[Problem]
Retype each line of the material exactly, please, skipping any picture in it.

[Records shown]
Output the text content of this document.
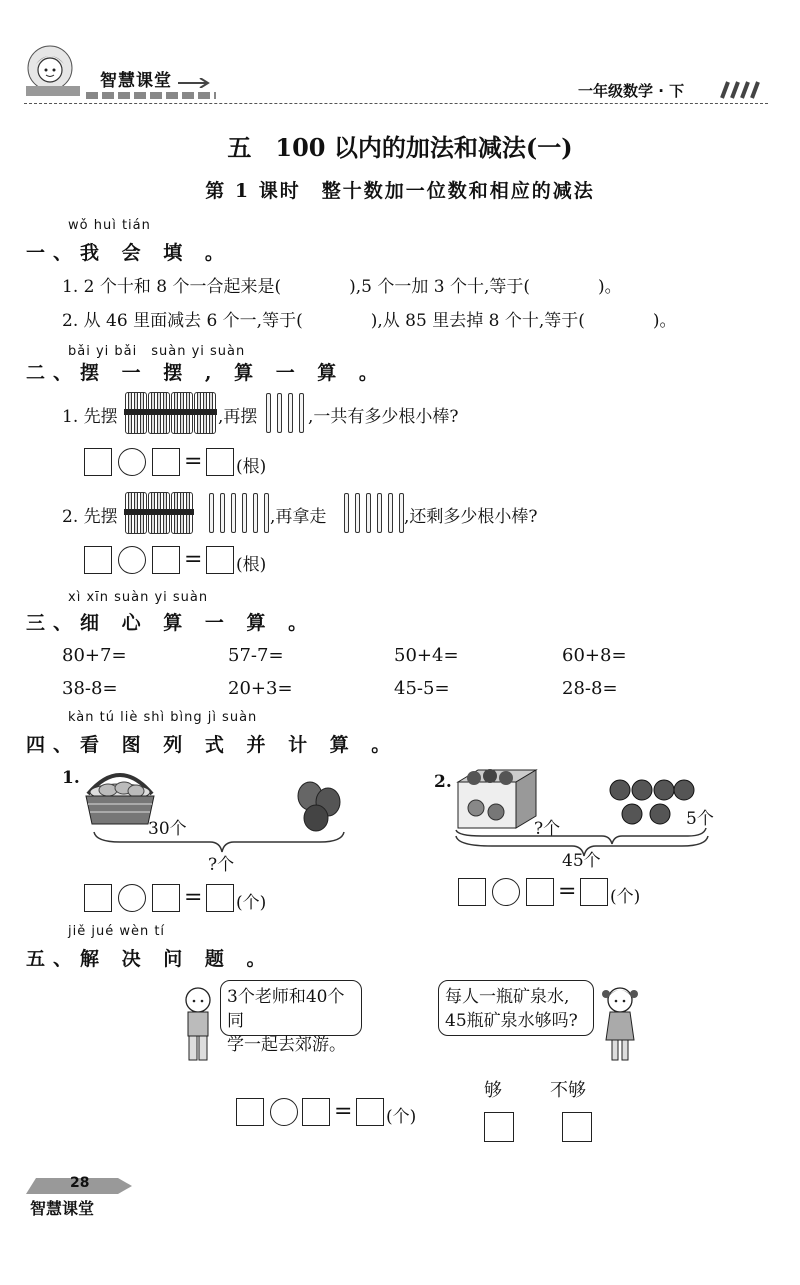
智慧课堂	一年级数学 · 下
五　100 以内的加法和减法(一)
第 1 课时　整十数加一位数和相应的减法
wǒ huì tián
一、我 会 填 。
1. 2 个十和 8 个一合起来是(　　　　),5 个一加 3 个十,等于(　　　　)。
2. 从 46 里面减去 6 个一,等于(　　　　),从 85 里去掉 8 个十,等于(　　　　)。
bǎi yi bǎi　suàn yi suàn
二、摆 一 摆 , 算 一 算 。
1. 先摆	,再摆	,一共有多少根小棒?
= (根)
2. 先摆	,再拿走	,还剩多少根小棒?
= (根)
xì xīn suàn yi suàn
三、细 心 算 一 算 。
80+7=	57-7=	50+4=	60+8=
38-8=	20+3=	45-5=	28-8=
kàn tú liè shì bìng jì suàn
四、看 图 列 式 并 计 算 。
1.
30个
?个
= (个)
2.
?个	5个
45个
= (个)
jiě jué wèn tí
五、解 决 问 题 。
3个老师和40个同
学一起去郊游。
每人一瓶矿泉水,
45瓶矿泉水够吗?
= (个)
够	不够
28
智慧课堂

[Task result]
Output the text content of this document.
智慧课堂	一年级数学 · 下
五　100 以内的加法和减法(一)
第 1 课时　整十数加一位数和相应的减法
wǒ huì tián
一、我 会 填 。
1. 2 个十和 8 个一合起来是(　　　　),5 个一加 3 个十,等于(　　　　)。
2. 从 46 里面减去 6 个一,等于(　　　　),从 85 里去掉 8 个十,等于(　　　　)。
bǎi yi bǎi　suàn yi suàn
二、摆 一 摆 , 算 一 算 。
1. 先摆	,再摆	,一共有多少根小棒?
= (根)
2. 先摆	,再拿走	,还剩多少根小棒?
= (根)
xì xīn suàn yi suàn
三、细 心 算 一 算 。
80+7=	57-7=	50+4=	60+8=
38-8=	20+3=	45-5=	28-8=
kàn tú liè shì bìng jì suàn
四、看 图 列 式 并 计 算 。
1.
30个
?个
= (个)
2.
?个	5个
45个
= (个)
jiě jué wèn tí
五、解 决 问 题 。
3个老师和40个同
学一起去郊游。
每人一瓶矿泉水,
45瓶矿泉水够吗?
= (个)
够	不够
28
智慧课堂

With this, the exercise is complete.